Repeat the listing exactly as given, omitting every image.

————————

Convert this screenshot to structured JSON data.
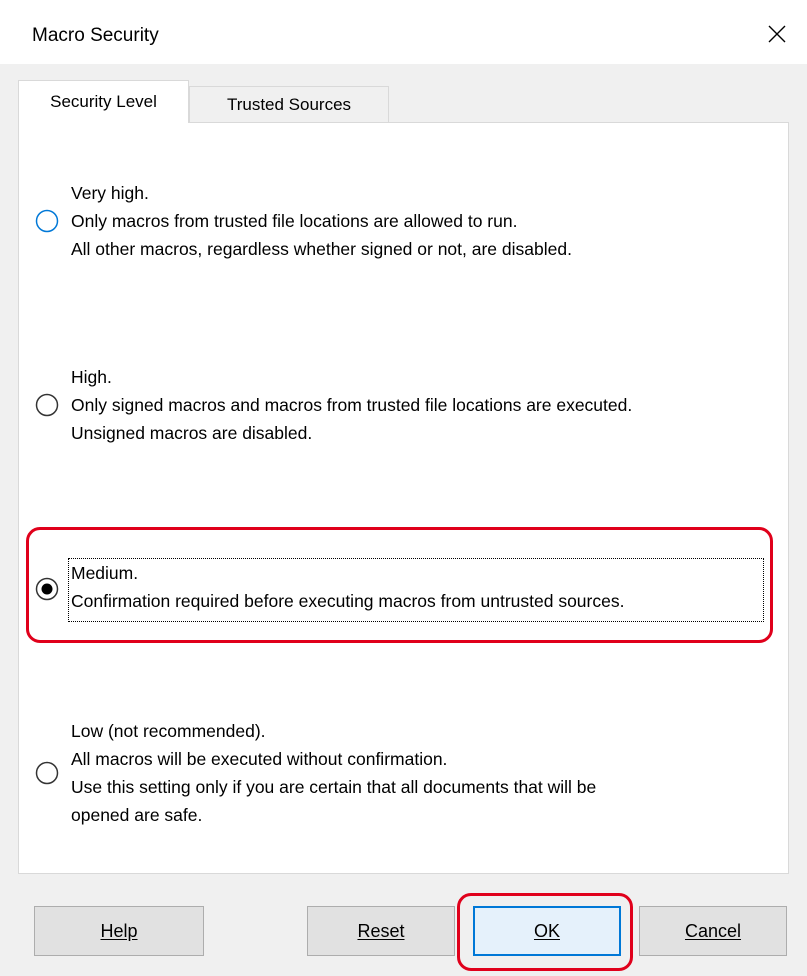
{
  "window": {
    "title": "Macro Security",
    "close_icon": "close-icon"
  },
  "tabs": [
    {
      "label": "Security Level",
      "active": true
    },
    {
      "label": "Trusted Sources",
      "active": false
    }
  ],
  "options": [
    {
      "selected": false,
      "lines": [
        "Very high.",
        "Only macros from trusted file locations are allowed to run.",
        "All other macros, regardless whether signed or not, are disabled."
      ]
    },
    {
      "selected": false,
      "lines": [
        "High.",
        "Only signed macros and macros from trusted file locations are executed.",
        "Unsigned macros are disabled."
      ]
    },
    {
      "selected": true,
      "lines": [
        "Medium.",
        "Confirmation required before executing macros from untrusted sources."
      ]
    },
    {
      "selected": false,
      "lines": [
        "Low (not recommended).",
        "All macros will be executed without confirmation.",
        "Use this setting only if you are certain that all documents that will be",
        "opened are safe."
      ]
    }
  ],
  "buttons": {
    "help": "Help",
    "reset": "Reset",
    "ok": "OK",
    "cancel": "Cancel"
  },
  "colors": {
    "highlight": "#e0001b",
    "accent": "#0078d7"
  }
}
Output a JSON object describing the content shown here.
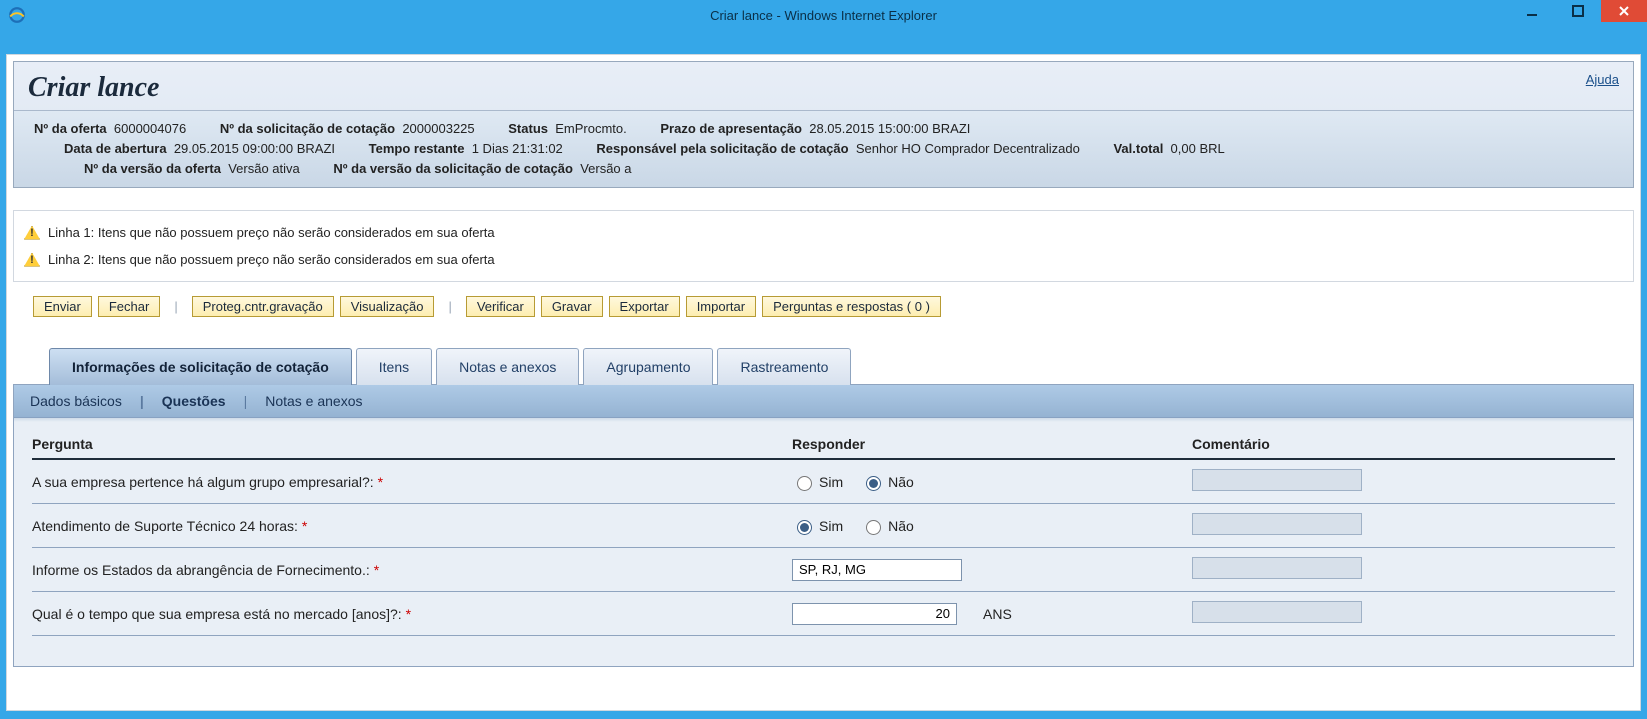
{
  "window": {
    "title": "Criar lance - Windows Internet Explorer"
  },
  "page": {
    "heading": "Criar lance",
    "help": "Ajuda"
  },
  "header": {
    "row1": [
      {
        "label": "Nº da oferta",
        "value": "6000004076"
      },
      {
        "label": "Nº da solicitação de cotação",
        "value": "2000003225"
      },
      {
        "label": "Status",
        "value": "EmProcmto."
      },
      {
        "label": "Prazo de apresentação",
        "value": "28.05.2015 15:00:00 BRAZI"
      }
    ],
    "row2": [
      {
        "label": "Data de abertura",
        "value": "29.05.2015 09:00:00 BRAZI"
      },
      {
        "label": "Tempo restante",
        "value": "1 Dias 21:31:02"
      },
      {
        "label": "Responsável pela solicitação de cotação",
        "value": "Senhor HO Comprador Decentralizado"
      },
      {
        "label": "Val.total",
        "value": "0,00 BRL"
      }
    ],
    "row3": [
      {
        "label": "Nº da versão da oferta",
        "value": "Versão ativa"
      },
      {
        "label": "Nº da versão da solicitação de cotação",
        "value": "Versão a"
      }
    ]
  },
  "warnings": [
    "Linha 1: Itens que não possuem preço não serão considerados em sua oferta",
    "Linha 2: Itens que não possuem preço não serão considerados em sua oferta"
  ],
  "toolbar": {
    "enviar": "Enviar",
    "fechar": "Fechar",
    "proteg": "Proteg.cntr.gravação",
    "visualizacao": "Visualização",
    "verificar": "Verificar",
    "gravar": "Gravar",
    "exportar": "Exportar",
    "importar": "Importar",
    "perguntas": "Perguntas e respostas ( 0 )"
  },
  "tabs": {
    "main": [
      "Informações de solicitação de cotação",
      "Itens",
      "Notas e anexos",
      "Agrupamento",
      "Rastreamento"
    ],
    "sub": [
      "Dados básicos",
      "Questões",
      "Notas e anexos"
    ]
  },
  "qtable": {
    "headers": {
      "q": "Pergunta",
      "r": "Responder",
      "c": "Comentário"
    },
    "options": {
      "sim": "Sim",
      "nao": "Não"
    },
    "rows": [
      {
        "text": "A sua empresa pertence há algum grupo empresarial?:",
        "type": "radio",
        "value": "nao"
      },
      {
        "text": "Atendimento de Suporte Técnico 24 horas:",
        "type": "radio",
        "value": "sim"
      },
      {
        "text": "Informe os Estados da abrangência de Fornecimento.:",
        "type": "text",
        "value": "SP, RJ, MG"
      },
      {
        "text": "Qual é o tempo que sua empresa está no mercado [anos]?:",
        "type": "number",
        "value": "20",
        "unit": "ANS"
      }
    ]
  }
}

————————

### Response to the task
Convert this screenshot to structured JSON data.
{
  "window": {
    "title": "Macro Security",
    "close_icon": "close-icon"
  },
  "tabs": [
    {
      "label": "Security Level",
      "active": true
    },
    {
      "label": "Trusted Sources",
      "active": false
    }
  ],
  "options": [
    {
      "selected": false,
      "lines": [
        "Very high.",
        "Only macros from trusted file locations are allowed to run.",
        "All other macros, regardless whether signed or not, are disabled."
      ]
    },
    {
      "selected": false,
      "lines": [
        "High.",
        "Only signed macros and macros from trusted file locations are executed.",
        "Unsigned macros are disabled."
      ]
    },
    {
      "selected": true,
      "lines": [
        "Medium.",
        "Confirmation required before executing macros from untrusted sources."
      ]
    },
    {
      "selected": false,
      "lines": [
        "Low (not recommended).",
        "All macros will be executed without confirmation.",
        "Use this setting only if you are certain that all documents that will be",
        "opened are safe."
      ]
    }
  ],
  "buttons": {
    "help": "Help",
    "reset": "Reset",
    "ok": "OK",
    "cancel": "Cancel"
  },
  "colors": {
    "highlight": "#e0001b",
    "accent": "#0078d7"
  }
}
Output a JSON object describing the content shown here.
{
  "window": {
    "title": "Criar lance - Windows Internet Explorer"
  },
  "page": {
    "heading": "Criar lance",
    "help": "Ajuda"
  },
  "header": {
    "row1": [
      {
        "label": "Nº da oferta",
        "value": "6000004076"
      },
      {
        "label": "Nº da solicitação de cotação",
        "value": "2000003225"
      },
      {
        "label": "Status",
        "value": "EmProcmto."
      },
      {
        "label": "Prazo de apresentação",
        "value": "28.05.2015 15:00:00 BRAZI"
      }
    ],
    "row2": [
      {
        "label": "Data de abertura",
        "value": "29.05.2015 09:00:00 BRAZI"
      },
      {
        "label": "Tempo restante",
        "value": "1 Dias 21:31:02"
      },
      {
        "label": "Responsável pela solicitação de cotação",
        "value": "Senhor HO Comprador Decentralizado"
      },
      {
        "label": "Val.total",
        "value": "0,00 BRL"
      }
    ],
    "row3": [
      {
        "label": "Nº da versão da oferta",
        "value": "Versão ativa"
      },
      {
        "label": "Nº da versão da solicitação de cotação",
        "value": "Versão a"
      }
    ]
  },
  "warnings": [
    "Linha 1: Itens que não possuem preço não serão considerados em sua oferta",
    "Linha 2: Itens que não possuem preço não serão considerados em sua oferta"
  ],
  "toolbar": {
    "enviar": "Enviar",
    "fechar": "Fechar",
    "proteg": "Proteg.cntr.gravação",
    "visualizacao": "Visualização",
    "verificar": "Verificar",
    "gravar": "Gravar",
    "exportar": "Exportar",
    "importar": "Importar",
    "perguntas": "Perguntas e respostas ( 0 )"
  },
  "tabs": {
    "main": [
      "Informações de solicitação de cotação",
      "Itens",
      "Notas e anexos",
      "Agrupamento",
      "Rastreamento"
    ],
    "sub": [
      "Dados básicos",
      "Questões",
      "Notas e anexos"
    ]
  },
  "qtable": {
    "headers": {
      "q": "Pergunta",
      "r": "Responder",
      "c": "Comentário"
    },
    "options": {
      "sim": "Sim",
      "nao": "Não"
    },
    "rows": [
      {
        "text": "A sua empresa pertence há algum grupo empresarial?:",
        "type": "radio",
        "value": "nao"
      },
      {
        "text": "Atendimento de Suporte Técnico 24 horas:",
        "type": "radio",
        "value": "sim"
      },
      {
        "text": "Informe os Estados da abrangência de Fornecimento.:",
        "type": "text",
        "value": "SP, RJ, MG"
      },
      {
        "text": "Qual é o tempo que sua empresa está no mercado [anos]?:",
        "type": "number",
        "value": "20",
        "unit": "ANS"
      }
    ]
  }
}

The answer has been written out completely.